Data entries for graphics
..............................
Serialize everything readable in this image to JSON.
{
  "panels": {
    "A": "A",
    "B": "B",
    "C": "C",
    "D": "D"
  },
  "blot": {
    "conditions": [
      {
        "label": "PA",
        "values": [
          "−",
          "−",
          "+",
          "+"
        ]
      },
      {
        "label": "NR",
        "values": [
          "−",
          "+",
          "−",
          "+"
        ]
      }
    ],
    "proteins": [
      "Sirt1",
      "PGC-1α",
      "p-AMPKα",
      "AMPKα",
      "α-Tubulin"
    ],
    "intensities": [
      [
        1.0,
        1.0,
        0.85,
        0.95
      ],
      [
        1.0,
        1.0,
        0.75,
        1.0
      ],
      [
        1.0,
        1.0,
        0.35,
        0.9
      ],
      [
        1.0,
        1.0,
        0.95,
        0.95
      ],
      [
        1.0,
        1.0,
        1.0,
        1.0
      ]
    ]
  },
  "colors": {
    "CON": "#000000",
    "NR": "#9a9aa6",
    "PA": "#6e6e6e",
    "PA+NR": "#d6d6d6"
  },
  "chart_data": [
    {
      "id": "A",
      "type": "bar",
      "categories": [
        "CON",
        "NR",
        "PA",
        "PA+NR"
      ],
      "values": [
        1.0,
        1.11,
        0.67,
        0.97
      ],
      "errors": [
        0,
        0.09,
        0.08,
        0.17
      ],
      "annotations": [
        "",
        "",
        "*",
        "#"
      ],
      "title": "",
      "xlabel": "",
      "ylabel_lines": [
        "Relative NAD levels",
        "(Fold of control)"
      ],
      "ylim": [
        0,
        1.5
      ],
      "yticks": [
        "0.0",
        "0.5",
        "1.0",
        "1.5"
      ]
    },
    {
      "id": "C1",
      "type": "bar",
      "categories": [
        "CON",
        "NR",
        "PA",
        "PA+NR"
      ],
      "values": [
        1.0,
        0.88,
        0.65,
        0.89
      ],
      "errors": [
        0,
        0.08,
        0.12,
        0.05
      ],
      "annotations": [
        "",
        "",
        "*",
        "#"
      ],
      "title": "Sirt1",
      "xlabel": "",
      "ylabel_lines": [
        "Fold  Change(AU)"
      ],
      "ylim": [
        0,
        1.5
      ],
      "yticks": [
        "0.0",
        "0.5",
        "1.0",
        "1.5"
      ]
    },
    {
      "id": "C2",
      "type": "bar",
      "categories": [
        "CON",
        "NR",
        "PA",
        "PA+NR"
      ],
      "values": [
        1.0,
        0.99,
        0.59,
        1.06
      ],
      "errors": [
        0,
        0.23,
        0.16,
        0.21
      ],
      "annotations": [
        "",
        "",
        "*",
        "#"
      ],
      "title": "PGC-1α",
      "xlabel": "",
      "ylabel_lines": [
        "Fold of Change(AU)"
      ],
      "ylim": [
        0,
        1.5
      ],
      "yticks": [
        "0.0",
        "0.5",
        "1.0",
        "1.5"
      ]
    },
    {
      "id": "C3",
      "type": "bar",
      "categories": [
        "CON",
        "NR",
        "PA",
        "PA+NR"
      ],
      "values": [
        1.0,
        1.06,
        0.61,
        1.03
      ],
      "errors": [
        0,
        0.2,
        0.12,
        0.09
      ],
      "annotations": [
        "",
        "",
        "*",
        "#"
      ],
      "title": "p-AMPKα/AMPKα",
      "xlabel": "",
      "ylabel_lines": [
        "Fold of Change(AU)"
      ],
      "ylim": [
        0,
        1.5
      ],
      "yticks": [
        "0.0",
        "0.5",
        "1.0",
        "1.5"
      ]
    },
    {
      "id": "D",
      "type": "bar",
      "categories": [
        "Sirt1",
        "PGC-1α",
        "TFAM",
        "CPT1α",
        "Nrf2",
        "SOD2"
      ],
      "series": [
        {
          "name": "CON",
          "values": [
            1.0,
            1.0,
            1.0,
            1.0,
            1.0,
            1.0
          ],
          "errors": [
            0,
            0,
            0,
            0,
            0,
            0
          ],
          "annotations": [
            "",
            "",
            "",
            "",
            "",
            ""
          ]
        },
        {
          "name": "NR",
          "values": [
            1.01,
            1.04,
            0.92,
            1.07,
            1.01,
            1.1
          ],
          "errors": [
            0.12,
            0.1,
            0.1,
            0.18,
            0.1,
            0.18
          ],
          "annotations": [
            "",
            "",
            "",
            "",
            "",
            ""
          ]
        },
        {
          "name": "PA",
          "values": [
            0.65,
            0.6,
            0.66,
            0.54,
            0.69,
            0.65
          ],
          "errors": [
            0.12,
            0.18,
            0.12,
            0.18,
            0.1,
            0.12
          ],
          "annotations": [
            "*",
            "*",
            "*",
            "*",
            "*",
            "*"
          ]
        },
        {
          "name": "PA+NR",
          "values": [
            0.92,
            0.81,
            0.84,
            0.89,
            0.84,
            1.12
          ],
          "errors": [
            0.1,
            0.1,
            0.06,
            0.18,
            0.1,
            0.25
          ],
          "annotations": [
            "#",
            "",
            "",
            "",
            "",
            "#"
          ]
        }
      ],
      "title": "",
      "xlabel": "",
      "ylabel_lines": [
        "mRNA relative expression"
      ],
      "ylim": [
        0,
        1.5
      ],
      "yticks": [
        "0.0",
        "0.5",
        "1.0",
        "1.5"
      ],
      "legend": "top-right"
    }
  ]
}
..............................
[EXERCISE REQUIREMENTS]: Whenever a line includes the word "Fold", pull it out of the entries.

[RESPONSE BOX]:
        "(Fold of control)"
        "Fold  Change(AU)"
        "Fold of Change(AU)"
        "Fold of Change(AU)"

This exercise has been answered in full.